### Entries supplied

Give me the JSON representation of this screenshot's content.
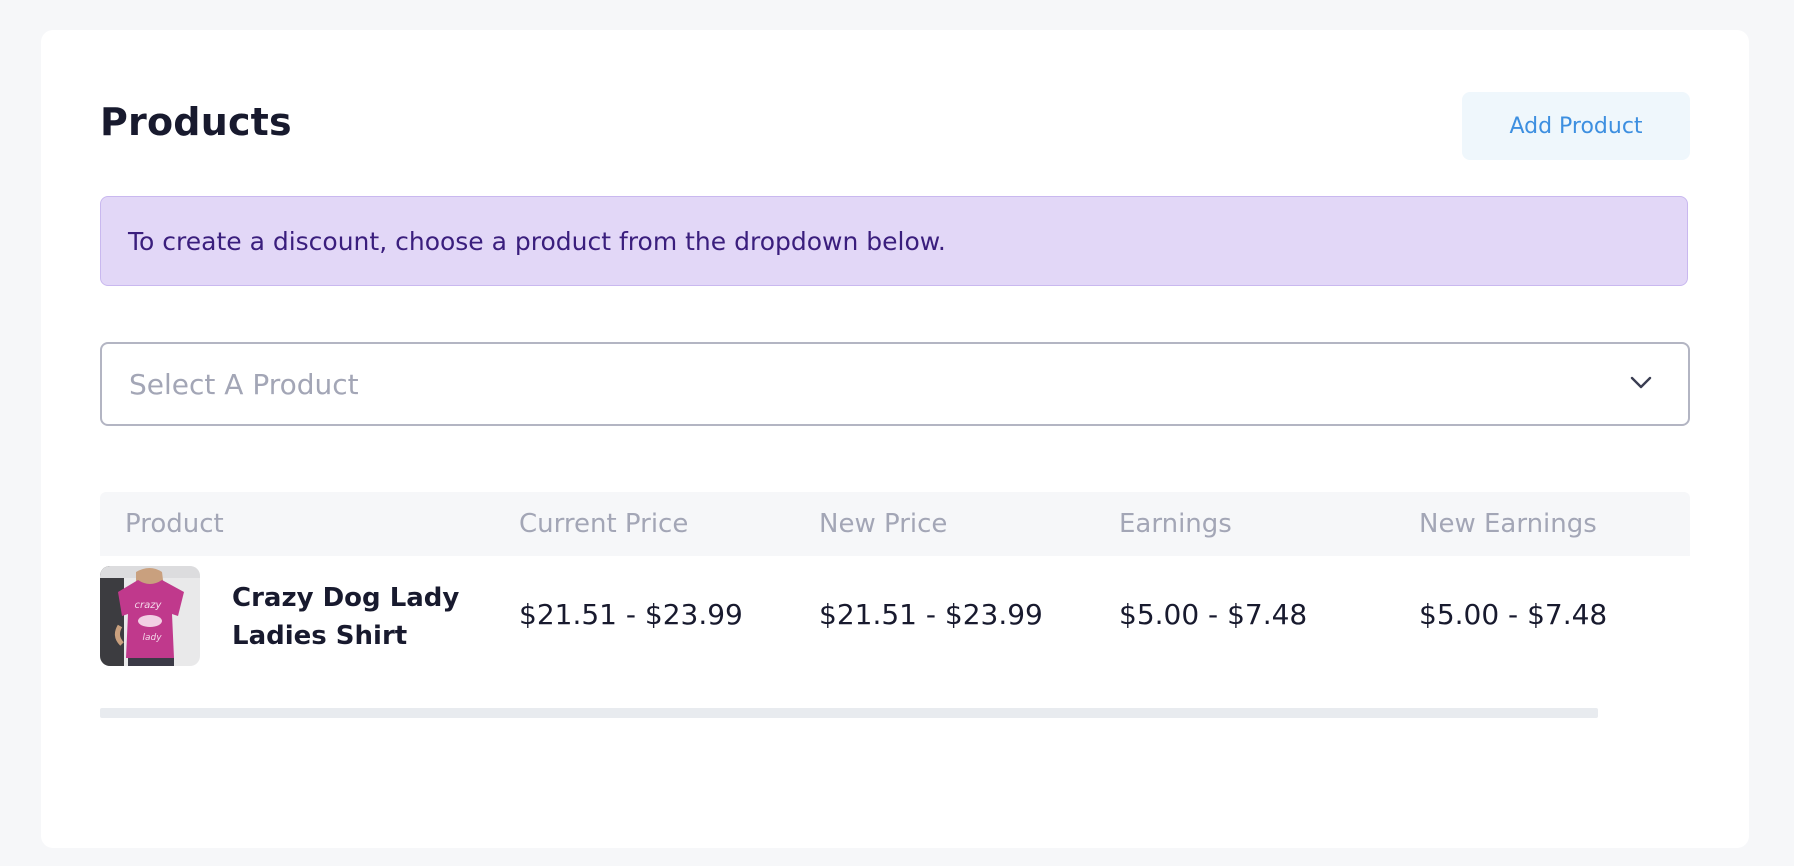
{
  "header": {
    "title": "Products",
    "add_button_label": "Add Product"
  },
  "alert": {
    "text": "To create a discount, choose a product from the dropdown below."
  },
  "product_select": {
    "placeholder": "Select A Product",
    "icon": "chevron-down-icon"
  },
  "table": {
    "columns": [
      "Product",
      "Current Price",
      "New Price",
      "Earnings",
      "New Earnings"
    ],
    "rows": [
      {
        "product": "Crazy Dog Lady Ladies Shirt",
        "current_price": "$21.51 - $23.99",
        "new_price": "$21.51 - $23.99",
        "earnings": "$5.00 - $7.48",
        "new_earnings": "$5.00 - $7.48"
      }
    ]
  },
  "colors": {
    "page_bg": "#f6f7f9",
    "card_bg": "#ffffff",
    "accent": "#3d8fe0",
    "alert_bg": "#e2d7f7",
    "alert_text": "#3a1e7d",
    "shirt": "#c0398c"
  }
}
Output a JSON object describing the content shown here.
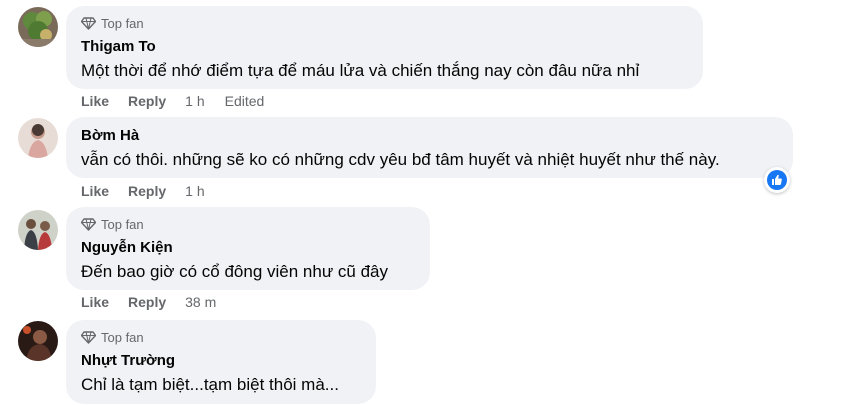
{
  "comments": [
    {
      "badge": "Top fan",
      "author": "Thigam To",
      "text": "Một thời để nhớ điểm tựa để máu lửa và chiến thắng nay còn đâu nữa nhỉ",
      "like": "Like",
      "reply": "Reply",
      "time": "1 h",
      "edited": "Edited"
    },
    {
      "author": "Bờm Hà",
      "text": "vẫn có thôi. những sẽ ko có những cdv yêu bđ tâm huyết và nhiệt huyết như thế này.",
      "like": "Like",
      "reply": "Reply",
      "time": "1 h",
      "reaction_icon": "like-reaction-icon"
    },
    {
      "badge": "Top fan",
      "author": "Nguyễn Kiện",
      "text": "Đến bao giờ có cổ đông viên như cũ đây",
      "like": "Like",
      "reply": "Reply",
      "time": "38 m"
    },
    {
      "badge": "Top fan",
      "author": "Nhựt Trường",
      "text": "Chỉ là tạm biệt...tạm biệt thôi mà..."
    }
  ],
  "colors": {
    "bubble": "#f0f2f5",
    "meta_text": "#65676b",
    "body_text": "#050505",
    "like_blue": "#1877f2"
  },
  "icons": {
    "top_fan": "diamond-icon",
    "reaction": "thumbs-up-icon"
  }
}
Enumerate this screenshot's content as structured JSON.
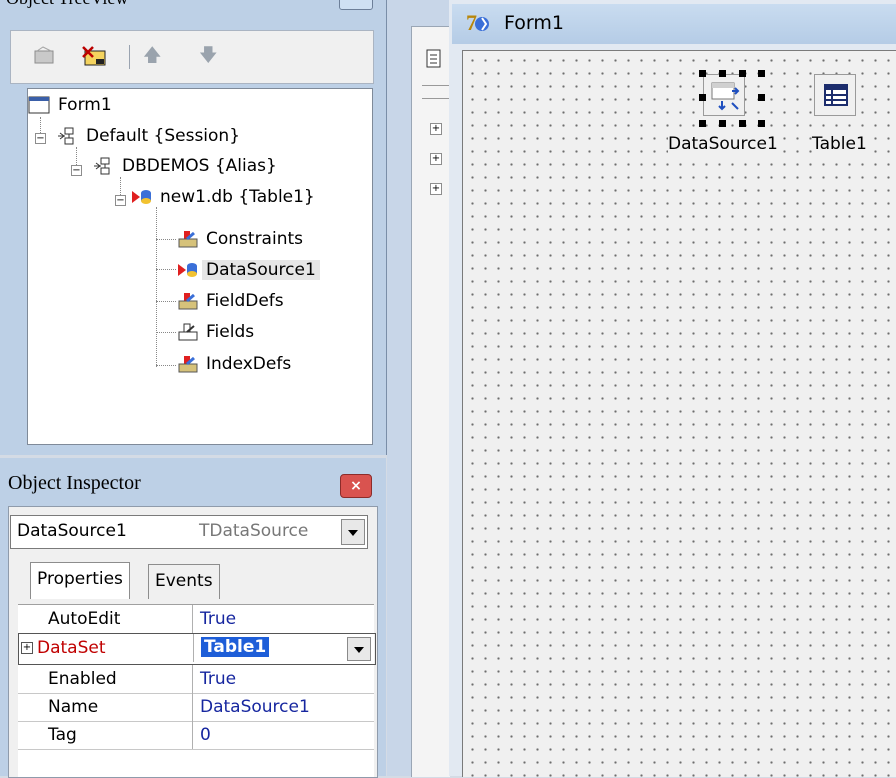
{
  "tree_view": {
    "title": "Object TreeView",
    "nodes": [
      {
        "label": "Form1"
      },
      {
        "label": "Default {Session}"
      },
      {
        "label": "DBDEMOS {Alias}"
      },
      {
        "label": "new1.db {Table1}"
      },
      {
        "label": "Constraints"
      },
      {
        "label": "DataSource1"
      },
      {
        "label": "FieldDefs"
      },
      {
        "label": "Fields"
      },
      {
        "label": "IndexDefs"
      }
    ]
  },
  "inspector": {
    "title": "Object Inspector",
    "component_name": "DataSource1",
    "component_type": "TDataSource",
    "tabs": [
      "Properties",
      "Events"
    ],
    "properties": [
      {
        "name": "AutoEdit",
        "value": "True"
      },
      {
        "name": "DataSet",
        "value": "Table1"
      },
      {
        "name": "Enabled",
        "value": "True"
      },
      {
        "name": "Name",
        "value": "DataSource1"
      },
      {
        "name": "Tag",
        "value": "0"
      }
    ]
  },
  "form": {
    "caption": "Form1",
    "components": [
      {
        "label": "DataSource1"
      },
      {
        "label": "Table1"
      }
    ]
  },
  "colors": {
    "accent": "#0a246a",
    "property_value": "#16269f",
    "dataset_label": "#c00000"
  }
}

######

• **Stated problem**
Copy out every line that includes the word "content".

• **Task response**
Give me the JSON representation of this screenshot's content.
Output a JSON object describing the content shown here.
Enumerate this screenshot's content as structured JSON.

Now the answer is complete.